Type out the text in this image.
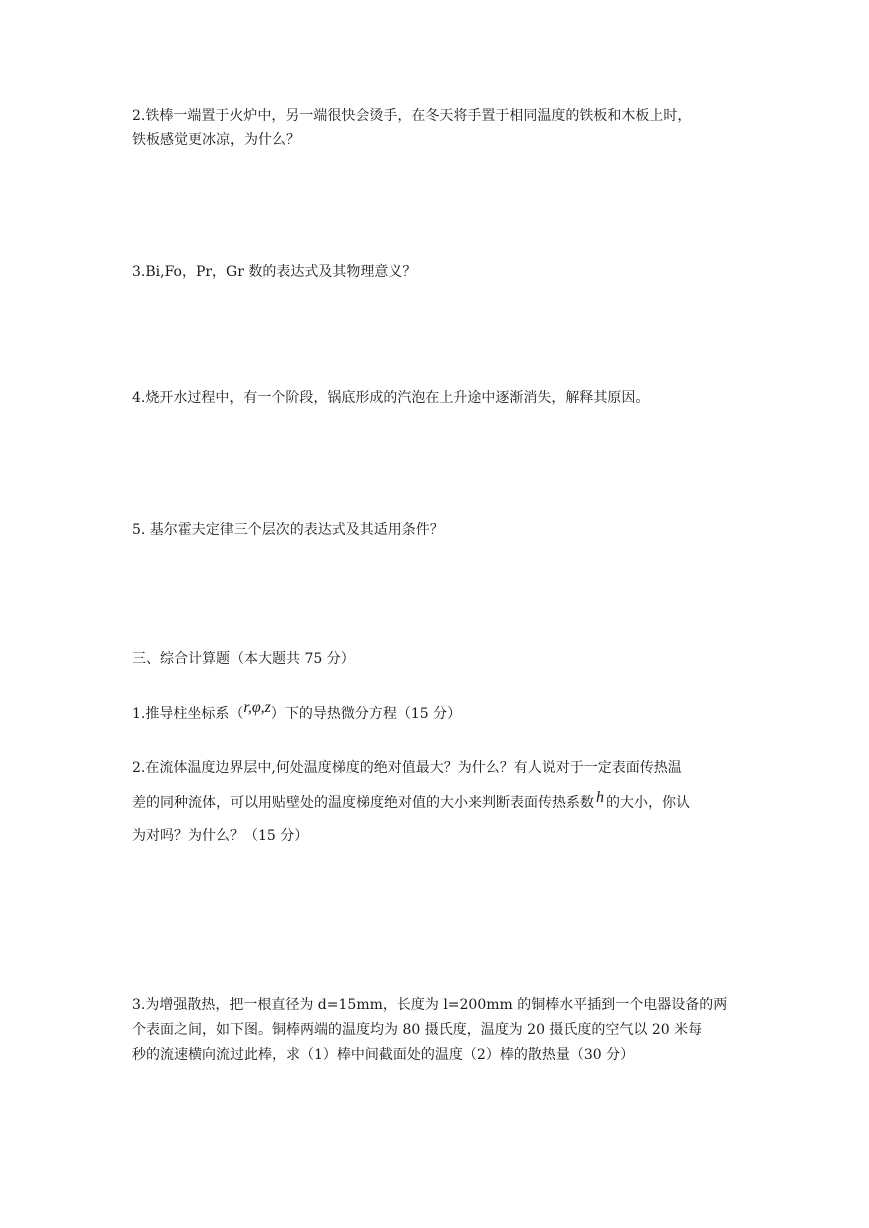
2.铁棒一端置于火炉中，另一端很快会烫手，在冬天将手置于相同温度的铁板和木板上时，
铁板感觉更冰凉，为什么？
3.Bi,Fo，Pr，Gr 数的表达式及其物理意义？
4.烧开水过程中，有一个阶段，锅底形成的汽泡在上升途中逐渐消失，解释其原因。
5. 基尔霍夫定律三个层次的表达式及其适用条件？
三、综合计算题（本大题共 75 分）
1.推导柱坐标系（r,φ,z）下的导热微分方程（15 分）
2.在流体温度边界层中,何处温度梯度的绝对值最大？为什么？有人说对于一定表面传热温
差的同种流体，可以用贴壁处的温度梯度绝对值的大小来判断表面传热系数 h 的大小，你认
为对吗？为什么？（15 分）
3.为增强散热，把一根直径为 d=15mm，长度为 l=200mm 的铜棒水平插到一个电器设备的两
个表面之间，如下图。铜棒两端的温度均为 80 摄氏度，温度为 20 摄氏度的空气以 20 米每
秒的流速横向流过此棒，求（1）棒中间截面处的温度（2）棒的散热量（30 分）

###

- _The exercise_
Every record above should be transcribed exactly; the pictures stay out of the copy.

- _Answer for this exercise_
Type out the text in this image.
2.铁棒一端置于火炉中，另一端很快会烫手，在冬天将手置于相同温度的铁板和木板上时，
铁板感觉更冰凉，为什么？
3.Bi,Fo，Pr，Gr 数的表达式及其物理意义？
4.烧开水过程中，有一个阶段，锅底形成的汽泡在上升途中逐渐消失，解释其原因。
5. 基尔霍夫定律三个层次的表达式及其适用条件？
三、综合计算题（本大题共 75 分）
1.推导柱坐标系（r,φ,z）下的导热微分方程（15 分）
2.在流体温度边界层中,何处温度梯度的绝对值最大？为什么？有人说对于一定表面传热温
差的同种流体，可以用贴壁处的温度梯度绝对值的大小来判断表面传热系数 h 的大小，你认
为对吗？为什么？（15 分）
3.为增强散热，把一根直径为 d=15mm，长度为 l=200mm 的铜棒水平插到一个电器设备的两
个表面之间，如下图。铜棒两端的温度均为 80 摄氏度，温度为 20 摄氏度的空气以 20 米每
秒的流速横向流过此棒，求（1）棒中间截面处的温度（2）棒的散热量（30 分）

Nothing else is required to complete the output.